Data extracted from a collection:
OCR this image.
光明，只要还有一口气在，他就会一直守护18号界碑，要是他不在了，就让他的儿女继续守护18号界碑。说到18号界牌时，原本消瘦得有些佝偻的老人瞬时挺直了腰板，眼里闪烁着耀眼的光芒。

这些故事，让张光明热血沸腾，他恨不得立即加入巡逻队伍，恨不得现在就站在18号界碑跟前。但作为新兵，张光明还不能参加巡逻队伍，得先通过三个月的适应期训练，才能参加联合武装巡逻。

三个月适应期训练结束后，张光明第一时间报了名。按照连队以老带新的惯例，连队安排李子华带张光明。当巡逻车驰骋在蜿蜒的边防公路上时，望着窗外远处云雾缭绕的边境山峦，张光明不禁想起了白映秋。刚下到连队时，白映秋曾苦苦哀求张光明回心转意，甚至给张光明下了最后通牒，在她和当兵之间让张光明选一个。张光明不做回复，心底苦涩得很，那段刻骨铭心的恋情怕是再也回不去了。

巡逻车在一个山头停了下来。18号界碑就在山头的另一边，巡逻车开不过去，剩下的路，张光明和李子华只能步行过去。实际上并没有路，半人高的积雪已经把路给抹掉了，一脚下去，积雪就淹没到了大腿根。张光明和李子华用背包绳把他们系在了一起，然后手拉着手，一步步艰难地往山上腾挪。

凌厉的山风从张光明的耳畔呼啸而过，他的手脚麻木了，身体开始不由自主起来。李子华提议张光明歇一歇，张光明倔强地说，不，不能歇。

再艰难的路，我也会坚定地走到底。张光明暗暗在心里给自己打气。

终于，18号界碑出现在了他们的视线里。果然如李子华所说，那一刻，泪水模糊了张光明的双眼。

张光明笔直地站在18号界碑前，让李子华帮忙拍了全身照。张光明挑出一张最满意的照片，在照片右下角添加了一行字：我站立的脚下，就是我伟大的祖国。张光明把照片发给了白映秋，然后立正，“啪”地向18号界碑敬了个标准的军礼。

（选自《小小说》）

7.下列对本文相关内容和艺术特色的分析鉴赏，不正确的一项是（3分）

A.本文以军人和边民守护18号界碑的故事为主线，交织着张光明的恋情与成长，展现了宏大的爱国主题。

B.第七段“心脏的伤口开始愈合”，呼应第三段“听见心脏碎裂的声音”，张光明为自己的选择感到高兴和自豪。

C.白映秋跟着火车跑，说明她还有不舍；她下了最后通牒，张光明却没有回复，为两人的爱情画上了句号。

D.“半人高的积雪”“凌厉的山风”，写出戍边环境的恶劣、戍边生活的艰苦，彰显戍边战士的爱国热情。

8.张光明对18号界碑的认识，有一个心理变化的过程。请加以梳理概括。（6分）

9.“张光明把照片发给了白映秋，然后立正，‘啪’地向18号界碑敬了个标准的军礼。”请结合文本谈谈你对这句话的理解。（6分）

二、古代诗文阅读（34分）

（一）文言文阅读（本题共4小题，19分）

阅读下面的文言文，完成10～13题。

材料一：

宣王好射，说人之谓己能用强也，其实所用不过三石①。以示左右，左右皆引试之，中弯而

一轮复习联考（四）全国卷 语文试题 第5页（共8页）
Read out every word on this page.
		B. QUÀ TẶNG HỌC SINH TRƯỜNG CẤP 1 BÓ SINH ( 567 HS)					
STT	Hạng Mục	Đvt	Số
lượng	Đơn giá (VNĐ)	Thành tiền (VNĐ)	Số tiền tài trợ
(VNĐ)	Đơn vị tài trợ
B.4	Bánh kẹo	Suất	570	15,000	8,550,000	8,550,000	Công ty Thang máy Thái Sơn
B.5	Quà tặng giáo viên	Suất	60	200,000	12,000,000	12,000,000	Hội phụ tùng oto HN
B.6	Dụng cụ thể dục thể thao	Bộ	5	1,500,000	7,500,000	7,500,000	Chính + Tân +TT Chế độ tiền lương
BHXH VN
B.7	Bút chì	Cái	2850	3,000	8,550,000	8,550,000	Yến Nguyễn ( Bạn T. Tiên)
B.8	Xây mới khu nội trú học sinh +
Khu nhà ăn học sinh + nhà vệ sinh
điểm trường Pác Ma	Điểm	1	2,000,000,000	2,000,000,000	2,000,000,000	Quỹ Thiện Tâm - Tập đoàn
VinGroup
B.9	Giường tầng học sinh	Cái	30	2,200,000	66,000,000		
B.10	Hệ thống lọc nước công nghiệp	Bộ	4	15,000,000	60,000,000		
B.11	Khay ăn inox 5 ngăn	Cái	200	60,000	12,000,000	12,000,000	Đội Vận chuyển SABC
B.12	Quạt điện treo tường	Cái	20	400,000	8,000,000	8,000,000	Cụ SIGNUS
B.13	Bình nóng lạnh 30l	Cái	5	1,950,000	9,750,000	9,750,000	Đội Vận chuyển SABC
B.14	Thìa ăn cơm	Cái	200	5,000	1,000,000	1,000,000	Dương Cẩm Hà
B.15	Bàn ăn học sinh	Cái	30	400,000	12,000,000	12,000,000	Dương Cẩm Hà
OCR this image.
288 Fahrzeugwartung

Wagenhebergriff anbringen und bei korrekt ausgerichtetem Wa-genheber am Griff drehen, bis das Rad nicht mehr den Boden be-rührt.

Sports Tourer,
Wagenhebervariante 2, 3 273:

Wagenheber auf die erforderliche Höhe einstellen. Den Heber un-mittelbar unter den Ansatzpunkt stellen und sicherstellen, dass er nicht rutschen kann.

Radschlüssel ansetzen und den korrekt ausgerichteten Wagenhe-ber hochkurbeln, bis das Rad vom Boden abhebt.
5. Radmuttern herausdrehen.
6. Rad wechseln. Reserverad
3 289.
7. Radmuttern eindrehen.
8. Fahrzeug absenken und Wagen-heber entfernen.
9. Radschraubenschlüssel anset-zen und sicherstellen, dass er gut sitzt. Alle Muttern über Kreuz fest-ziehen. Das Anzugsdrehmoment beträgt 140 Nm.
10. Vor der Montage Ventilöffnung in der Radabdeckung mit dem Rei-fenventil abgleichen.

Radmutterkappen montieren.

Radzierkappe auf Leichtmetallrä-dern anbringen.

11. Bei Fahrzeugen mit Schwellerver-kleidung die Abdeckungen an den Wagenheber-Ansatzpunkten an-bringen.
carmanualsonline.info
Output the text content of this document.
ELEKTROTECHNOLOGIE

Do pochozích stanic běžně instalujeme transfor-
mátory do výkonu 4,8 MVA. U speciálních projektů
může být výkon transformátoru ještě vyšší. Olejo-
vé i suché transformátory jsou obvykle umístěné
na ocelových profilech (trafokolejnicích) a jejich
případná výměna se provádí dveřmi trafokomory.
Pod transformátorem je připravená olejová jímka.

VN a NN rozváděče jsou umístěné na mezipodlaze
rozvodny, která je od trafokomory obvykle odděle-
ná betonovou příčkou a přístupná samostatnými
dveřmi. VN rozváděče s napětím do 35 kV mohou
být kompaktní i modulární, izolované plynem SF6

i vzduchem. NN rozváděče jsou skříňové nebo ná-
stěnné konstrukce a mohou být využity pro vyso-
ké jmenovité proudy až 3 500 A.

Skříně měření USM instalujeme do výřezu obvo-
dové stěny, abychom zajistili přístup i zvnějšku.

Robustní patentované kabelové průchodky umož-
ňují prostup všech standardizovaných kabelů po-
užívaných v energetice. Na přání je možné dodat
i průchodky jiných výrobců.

> Your instructions: Copy every line that includes the string "Boden" from the material above.

> Complete answer:
Wagenhebergriff anbringen und bei korrekt ausgerichtetem Wa-genheber am Griff drehen, bis das Rad nicht mehr den Boden be-rührt.
Radschlüssel ansetzen und den korrekt ausgerichteten Wagenhe-ber hochkurbeln, bis das Rad vom Boden abhebt.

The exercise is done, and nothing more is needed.